Vorrei indicare dopo la referenzialità, come mio secondo motivo di amare la narrativa di Cerami, la qualità della sua lingua. Una lingua capace di rendere, nei frequenti, copiosi, vivissimi dialoghi, qualunque sfumatura che caratterizzi classe, ceto, cultura, regione, sesso, età dei parlanti. Ma anche questo elogio è per me la contropartita di un difetto evitato, di una tendenza a cui si è resistito, e qui penso a mode più recenti e più devastanti dello sperimentalismo. La caratterizzazione precisa e minuziosa mi sembra cioè in Cerami, almeno nella voce d’autore, esente da ogni compiacenza verso il particolarismo. Verso mode che oggi hanno i loro avalli più ufficiali negli Stati Uniti, precisamente nella cultura che, in un paese anche culturalmente egemone, si vuole d’opposizione. Rivendicazioni sociali e sessuali minoritarie o maggioritarie; ideologismo vendicativo dei cultural studies; preferenza a priori per tutto ciò che divide gli esseri umani rispetto a tutto ciò che li unisce; voluto screditamento di quel che ancor oggi dovrebbe poter chiamarsi senza falsi sensi di colpa l’universale. In Italia, poi, questa ventata può andare a sposarsi a un regionalismo di diversissima marca, derivato all’origine dalla lezione di Carlo Dionisotti: il maestro che dimostrò quanto c’era di arbitrario nell’idea di una unità costante della nostra lingua e letteratura, in un paese diviso nei secoli. Ma un conto è che siano gli studiosi a dirci cos’era centripeto e cos’era regionale in ciò che i testi italiani ebbero di vivo prima (e dopo) l’unità nazionale, un altro conto è che i narratori si compiacciano di tenersi lontani da ogni lingua che possa immediatamente esser compresa dal maggior numero possibile di lettori. Saper praticare una tale lingua è assai più difficile dei più scaltriti mimetismi locali e gergali, ed è uno dei più grandi meriti civili di cui possa gloriarsi un artista. Sentite dal mio tono di voce che, come mi succede sempre appena parlo di universale e di particolare, non ho tardato ad arrabbiarmi; ma leggendo Cerami non mi sono arrabbiato mai.

* * * *

OBIETTIVO DEL COMPITO:
Nel testo di partenza, quale maestro dimostrò quanto fosse arbitraria l'idea di una unità costante della lingua e della letteratura italiana?

* * * *

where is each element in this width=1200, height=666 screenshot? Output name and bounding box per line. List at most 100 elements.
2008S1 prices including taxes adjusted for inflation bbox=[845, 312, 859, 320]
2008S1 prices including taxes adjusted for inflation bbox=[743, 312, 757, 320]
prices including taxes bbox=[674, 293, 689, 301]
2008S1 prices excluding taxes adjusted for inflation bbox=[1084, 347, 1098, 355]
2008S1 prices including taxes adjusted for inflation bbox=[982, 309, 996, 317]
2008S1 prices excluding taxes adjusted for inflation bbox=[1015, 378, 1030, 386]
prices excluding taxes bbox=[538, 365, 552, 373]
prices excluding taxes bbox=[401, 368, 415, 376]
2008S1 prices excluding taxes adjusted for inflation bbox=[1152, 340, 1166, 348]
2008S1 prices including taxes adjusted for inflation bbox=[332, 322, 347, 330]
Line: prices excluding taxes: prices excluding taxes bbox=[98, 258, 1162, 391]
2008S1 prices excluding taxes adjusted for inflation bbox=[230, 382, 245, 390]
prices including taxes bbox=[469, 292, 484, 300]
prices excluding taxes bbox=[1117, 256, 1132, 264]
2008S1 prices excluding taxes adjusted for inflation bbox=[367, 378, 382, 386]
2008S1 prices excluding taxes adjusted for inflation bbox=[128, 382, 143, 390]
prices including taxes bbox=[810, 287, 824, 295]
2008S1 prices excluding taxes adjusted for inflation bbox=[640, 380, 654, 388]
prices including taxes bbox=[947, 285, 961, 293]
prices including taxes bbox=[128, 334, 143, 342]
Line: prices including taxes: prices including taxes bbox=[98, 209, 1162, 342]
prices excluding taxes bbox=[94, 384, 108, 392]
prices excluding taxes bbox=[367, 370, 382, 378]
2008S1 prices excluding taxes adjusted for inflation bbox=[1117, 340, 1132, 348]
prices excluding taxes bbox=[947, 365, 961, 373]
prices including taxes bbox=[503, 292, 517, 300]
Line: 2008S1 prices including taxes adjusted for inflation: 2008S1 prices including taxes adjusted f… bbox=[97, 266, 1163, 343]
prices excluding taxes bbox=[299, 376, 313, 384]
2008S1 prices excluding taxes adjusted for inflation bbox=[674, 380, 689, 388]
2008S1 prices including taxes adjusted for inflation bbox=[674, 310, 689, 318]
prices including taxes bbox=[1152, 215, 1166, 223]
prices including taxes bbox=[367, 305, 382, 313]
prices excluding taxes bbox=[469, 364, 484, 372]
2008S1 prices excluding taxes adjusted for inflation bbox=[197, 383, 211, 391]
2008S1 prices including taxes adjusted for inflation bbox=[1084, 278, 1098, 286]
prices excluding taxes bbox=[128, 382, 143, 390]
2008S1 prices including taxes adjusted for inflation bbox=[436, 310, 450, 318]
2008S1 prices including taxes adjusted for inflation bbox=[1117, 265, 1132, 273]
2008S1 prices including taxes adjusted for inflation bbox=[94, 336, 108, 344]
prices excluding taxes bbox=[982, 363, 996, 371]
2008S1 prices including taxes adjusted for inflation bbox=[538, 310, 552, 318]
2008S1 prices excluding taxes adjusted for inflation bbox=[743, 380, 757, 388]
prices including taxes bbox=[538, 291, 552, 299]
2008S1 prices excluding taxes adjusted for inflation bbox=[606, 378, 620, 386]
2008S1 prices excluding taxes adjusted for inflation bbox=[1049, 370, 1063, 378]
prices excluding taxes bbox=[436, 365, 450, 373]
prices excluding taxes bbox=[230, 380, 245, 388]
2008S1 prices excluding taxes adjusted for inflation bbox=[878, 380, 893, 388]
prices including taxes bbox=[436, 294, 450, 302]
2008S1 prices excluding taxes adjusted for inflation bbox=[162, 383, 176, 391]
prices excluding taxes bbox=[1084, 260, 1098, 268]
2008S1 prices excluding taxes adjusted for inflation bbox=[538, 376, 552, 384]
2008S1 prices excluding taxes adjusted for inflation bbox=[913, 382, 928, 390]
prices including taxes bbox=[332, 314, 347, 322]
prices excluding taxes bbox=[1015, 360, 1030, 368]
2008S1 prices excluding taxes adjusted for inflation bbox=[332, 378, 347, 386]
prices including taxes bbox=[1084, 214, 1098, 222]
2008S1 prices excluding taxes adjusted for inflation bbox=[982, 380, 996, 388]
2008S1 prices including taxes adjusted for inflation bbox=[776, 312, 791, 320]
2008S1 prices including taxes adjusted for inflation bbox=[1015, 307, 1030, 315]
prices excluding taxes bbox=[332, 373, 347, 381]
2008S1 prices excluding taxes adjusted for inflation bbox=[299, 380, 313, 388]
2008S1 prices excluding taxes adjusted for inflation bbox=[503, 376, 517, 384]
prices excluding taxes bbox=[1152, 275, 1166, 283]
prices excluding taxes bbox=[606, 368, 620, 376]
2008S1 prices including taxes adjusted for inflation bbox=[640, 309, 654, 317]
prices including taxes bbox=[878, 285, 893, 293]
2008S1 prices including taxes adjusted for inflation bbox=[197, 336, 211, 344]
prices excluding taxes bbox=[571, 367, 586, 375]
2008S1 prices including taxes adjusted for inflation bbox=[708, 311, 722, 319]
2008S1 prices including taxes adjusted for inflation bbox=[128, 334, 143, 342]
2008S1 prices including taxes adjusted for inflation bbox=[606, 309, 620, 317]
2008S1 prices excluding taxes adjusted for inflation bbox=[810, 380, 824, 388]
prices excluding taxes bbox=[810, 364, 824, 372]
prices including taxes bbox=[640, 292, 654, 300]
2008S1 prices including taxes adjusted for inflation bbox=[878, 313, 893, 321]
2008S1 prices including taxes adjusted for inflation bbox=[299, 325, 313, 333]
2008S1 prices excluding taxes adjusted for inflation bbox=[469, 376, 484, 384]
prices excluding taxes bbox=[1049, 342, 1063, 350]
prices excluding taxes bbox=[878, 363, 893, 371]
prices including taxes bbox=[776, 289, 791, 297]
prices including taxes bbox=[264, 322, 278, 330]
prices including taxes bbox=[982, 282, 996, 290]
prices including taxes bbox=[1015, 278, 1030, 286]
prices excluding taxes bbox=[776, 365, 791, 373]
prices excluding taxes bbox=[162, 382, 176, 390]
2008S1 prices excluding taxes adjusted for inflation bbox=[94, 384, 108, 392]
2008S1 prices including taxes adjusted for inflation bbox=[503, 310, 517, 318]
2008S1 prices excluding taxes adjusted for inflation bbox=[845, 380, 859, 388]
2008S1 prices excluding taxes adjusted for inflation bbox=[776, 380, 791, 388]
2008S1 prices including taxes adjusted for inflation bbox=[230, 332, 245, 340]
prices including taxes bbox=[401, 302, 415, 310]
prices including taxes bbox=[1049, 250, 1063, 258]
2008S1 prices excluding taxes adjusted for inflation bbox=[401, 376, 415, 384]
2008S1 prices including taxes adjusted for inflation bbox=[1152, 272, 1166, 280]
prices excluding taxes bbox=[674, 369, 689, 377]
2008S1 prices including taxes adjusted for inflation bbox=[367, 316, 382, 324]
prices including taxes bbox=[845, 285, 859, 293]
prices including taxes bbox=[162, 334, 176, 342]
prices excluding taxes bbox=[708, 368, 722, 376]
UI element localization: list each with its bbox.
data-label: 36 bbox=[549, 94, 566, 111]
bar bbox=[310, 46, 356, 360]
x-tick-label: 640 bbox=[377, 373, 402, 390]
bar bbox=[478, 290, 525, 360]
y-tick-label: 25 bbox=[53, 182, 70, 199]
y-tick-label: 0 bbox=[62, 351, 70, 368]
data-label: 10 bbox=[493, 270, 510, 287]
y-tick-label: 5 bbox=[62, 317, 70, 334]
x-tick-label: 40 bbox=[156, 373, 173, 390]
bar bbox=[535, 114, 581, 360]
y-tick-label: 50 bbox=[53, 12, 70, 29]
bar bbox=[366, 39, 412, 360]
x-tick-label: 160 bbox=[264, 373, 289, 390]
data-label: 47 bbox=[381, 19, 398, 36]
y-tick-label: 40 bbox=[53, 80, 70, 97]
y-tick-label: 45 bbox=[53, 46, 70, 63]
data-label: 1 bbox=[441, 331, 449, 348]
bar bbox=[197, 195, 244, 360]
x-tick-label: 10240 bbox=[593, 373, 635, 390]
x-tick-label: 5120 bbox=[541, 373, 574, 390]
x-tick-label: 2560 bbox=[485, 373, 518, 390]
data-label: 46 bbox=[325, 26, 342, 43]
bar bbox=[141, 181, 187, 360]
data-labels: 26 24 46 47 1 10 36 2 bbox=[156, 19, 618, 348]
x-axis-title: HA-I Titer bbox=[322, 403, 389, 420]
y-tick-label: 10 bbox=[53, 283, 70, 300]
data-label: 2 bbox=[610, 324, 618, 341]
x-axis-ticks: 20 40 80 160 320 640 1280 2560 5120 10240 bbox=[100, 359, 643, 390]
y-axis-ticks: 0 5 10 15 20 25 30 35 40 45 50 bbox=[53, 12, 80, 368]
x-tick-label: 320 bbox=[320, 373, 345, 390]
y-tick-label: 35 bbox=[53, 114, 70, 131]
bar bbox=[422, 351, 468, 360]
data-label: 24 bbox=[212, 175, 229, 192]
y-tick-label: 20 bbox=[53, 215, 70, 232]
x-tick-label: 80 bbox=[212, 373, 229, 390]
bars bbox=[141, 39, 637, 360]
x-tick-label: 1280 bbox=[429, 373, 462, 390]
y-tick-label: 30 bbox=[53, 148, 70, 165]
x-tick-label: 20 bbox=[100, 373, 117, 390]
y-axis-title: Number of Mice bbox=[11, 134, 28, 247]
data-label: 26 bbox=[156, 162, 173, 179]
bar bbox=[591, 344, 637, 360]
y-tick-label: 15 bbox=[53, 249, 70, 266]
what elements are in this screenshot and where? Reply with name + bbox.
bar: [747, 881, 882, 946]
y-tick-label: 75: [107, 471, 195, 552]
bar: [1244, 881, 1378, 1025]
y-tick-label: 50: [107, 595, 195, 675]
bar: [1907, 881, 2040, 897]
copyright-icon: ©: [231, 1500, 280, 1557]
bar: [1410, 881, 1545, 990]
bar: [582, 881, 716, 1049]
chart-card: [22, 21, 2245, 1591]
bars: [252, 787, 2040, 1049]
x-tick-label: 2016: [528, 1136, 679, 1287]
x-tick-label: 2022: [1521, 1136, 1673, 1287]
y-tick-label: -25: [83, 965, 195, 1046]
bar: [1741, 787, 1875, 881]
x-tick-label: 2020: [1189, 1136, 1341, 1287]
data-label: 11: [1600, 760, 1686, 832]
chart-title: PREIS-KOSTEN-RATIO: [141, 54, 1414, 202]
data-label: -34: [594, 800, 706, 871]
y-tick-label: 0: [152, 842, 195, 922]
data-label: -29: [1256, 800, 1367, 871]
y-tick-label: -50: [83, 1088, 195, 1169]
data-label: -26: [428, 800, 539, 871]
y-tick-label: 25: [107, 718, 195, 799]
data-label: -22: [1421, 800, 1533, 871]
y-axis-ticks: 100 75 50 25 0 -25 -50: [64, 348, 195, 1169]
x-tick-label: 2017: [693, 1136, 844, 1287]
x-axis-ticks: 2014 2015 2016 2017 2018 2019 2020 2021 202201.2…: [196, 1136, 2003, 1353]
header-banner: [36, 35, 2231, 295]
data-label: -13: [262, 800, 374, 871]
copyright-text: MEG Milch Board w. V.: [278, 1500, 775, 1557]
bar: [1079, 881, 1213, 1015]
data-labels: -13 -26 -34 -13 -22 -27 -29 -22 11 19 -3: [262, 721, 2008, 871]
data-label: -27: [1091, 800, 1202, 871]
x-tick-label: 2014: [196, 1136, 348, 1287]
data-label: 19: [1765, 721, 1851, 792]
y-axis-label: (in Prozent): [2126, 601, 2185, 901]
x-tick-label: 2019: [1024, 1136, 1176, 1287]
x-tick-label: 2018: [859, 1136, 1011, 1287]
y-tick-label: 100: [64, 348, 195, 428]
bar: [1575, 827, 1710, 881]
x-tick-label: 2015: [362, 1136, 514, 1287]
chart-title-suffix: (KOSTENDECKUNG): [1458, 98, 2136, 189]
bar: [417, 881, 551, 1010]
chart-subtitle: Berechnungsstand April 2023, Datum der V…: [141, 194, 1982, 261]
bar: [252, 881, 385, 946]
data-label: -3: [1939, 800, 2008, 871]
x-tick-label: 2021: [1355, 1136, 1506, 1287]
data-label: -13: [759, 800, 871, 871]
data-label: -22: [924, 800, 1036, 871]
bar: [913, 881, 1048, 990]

* * * *

RISPOSTA COMPLETA:
Carlo Dionisotti.